[Collected data]
<<<<

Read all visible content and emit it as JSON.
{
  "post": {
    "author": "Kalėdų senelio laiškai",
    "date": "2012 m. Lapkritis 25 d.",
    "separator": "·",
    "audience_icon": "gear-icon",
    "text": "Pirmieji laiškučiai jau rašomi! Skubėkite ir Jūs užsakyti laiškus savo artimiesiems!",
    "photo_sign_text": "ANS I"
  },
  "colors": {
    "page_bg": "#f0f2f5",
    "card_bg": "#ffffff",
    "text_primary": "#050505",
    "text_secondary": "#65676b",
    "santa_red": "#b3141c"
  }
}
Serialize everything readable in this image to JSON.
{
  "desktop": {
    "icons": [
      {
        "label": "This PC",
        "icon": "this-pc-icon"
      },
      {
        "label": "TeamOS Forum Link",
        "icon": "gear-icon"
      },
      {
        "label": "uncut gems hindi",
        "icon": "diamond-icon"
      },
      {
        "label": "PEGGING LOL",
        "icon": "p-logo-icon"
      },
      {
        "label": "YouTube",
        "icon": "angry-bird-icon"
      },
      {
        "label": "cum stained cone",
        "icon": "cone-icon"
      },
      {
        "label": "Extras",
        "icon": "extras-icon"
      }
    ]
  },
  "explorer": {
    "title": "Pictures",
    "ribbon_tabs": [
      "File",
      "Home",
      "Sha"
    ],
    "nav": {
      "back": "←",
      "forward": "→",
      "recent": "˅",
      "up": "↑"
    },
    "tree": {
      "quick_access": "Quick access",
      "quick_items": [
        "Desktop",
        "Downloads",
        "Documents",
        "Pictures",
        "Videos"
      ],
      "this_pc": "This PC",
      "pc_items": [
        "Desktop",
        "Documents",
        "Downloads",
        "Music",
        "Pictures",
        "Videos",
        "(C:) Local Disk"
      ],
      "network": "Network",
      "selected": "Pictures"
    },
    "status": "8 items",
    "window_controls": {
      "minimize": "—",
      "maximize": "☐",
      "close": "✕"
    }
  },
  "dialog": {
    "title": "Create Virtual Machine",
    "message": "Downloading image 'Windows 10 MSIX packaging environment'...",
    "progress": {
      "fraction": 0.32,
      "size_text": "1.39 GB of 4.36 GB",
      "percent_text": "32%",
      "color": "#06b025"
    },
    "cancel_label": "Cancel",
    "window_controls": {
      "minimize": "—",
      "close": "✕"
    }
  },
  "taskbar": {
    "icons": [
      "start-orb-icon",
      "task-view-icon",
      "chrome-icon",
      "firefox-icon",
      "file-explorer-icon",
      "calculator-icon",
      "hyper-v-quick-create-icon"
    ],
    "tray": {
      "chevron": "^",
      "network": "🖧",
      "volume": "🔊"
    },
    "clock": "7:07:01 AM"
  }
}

>>>>

Exercise: Show every line where the string "Pictures" appears.

Expected answer:
    "title": "Pictures",
        "Pictures",
        "Pictures",
      "selected": "Pictures"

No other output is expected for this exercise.